_RECORDS_:
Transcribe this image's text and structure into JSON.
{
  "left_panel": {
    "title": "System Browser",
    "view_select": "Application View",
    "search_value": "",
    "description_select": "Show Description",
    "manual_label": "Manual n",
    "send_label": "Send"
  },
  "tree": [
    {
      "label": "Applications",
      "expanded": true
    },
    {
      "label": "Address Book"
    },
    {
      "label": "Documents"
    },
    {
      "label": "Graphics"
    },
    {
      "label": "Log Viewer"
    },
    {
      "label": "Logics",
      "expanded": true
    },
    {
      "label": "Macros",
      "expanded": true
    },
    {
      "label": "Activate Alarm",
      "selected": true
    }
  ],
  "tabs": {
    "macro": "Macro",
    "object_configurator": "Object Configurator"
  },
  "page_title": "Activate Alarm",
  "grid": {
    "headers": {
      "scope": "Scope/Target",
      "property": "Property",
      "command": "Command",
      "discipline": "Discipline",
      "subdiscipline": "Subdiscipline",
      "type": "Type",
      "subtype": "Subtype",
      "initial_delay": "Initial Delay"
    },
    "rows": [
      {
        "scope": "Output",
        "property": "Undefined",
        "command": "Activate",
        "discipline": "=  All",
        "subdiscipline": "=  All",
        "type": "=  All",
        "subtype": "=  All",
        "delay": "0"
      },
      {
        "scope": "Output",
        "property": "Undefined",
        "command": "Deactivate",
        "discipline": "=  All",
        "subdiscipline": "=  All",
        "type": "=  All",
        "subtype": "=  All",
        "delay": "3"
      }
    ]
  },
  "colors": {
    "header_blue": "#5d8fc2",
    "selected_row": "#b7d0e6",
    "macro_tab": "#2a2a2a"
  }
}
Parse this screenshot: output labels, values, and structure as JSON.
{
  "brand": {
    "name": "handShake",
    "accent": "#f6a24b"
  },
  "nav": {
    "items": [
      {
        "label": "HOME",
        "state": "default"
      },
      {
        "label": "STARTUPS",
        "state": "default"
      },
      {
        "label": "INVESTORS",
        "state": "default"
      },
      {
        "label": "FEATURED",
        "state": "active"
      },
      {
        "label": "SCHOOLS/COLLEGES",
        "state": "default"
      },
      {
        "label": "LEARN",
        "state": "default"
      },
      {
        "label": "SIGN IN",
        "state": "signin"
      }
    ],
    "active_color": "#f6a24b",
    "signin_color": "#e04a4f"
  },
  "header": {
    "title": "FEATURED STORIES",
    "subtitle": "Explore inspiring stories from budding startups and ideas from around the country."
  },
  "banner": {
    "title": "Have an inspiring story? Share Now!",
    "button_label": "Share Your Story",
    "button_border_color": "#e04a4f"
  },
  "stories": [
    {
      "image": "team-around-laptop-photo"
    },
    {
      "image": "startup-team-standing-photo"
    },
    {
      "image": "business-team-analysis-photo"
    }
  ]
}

_EXERCISE TASK_:
Copy out the material word for word and line for line.

_SOLUTION BELOW_:
Transcribe this image's text and structure into JSON.
{
  "left_panel": {
    "title": "System Browser",
    "view_select": "Application View",
    "search_value": "",
    "description_select": "Show Description",
    "manual_label": "Manual n",
    "send_label": "Send"
  },
  "tree": [
    {
      "label": "Applications",
      "expanded": true
    },
    {
      "label": "Address Book"
    },
    {
      "label": "Documents"
    },
    {
      "label": "Graphics"
    },
    {
      "label": "Log Viewer"
    },
    {
      "label": "Logics",
      "expanded": true
    },
    {
      "label": "Macros",
      "expanded": true
    },
    {
      "label": "Activate Alarm",
      "selected": true
    }
  ],
  "tabs": {
    "macro": "Macro",
    "object_configurator": "Object Configurator"
  },
  "page_title": "Activate Alarm",
  "grid": {
    "headers": {
      "scope": "Scope/Target",
      "property": "Property",
      "command": "Command",
      "discipline": "Discipline",
      "subdiscipline": "Subdiscipline",
      "type": "Type",
      "subtype": "Subtype",
      "initial_delay": "Initial Delay"
    },
    "rows": [
      {
        "scope": "Output",
        "property": "Undefined",
        "command": "Activate",
        "discipline": "=  All",
        "subdiscipline": "=  All",
        "type": "=  All",
        "subtype": "=  All",
        "delay": "0"
      },
      {
        "scope": "Output",
        "property": "Undefined",
        "command": "Deactivate",
        "discipline": "=  All",
        "subdiscipline": "=  All",
        "type": "=  All",
        "subtype": "=  All",
        "delay": "3"
      }
    ]
  },
  "colors": {
    "header_blue": "#5d8fc2",
    "selected_row": "#b7d0e6",
    "macro_tab": "#2a2a2a"
  }
}
Parse this screenshot: output labels, values, and structure as JSON.
{
  "brand": {
    "name": "handShake",
    "accent": "#f6a24b"
  },
  "nav": {
    "items": [
      {
        "label": "HOME",
        "state": "default"
      },
      {
        "label": "STARTUPS",
        "state": "default"
      },
      {
        "label": "INVESTORS",
        "state": "default"
      },
      {
        "label": "FEATURED",
        "state": "active"
      },
      {
        "label": "SCHOOLS/COLLEGES",
        "state": "default"
      },
      {
        "label": "LEARN",
        "state": "default"
      },
      {
        "label": "SIGN IN",
        "state": "signin"
      }
    ],
    "active_color": "#f6a24b",
    "signin_color": "#e04a4f"
  },
  "header": {
    "title": "FEATURED STORIES",
    "subtitle": "Explore inspiring stories from budding startups and ideas from around the country."
  },
  "banner": {
    "title": "Have an inspiring story? Share Now!",
    "button_label": "Share Your Story",
    "button_border_color": "#e04a4f"
  },
  "stories": [
    {
      "image": "team-around-laptop-photo"
    },
    {
      "image": "startup-team-standing-photo"
    },
    {
      "image": "business-team-analysis-photo"
    }
  ]
}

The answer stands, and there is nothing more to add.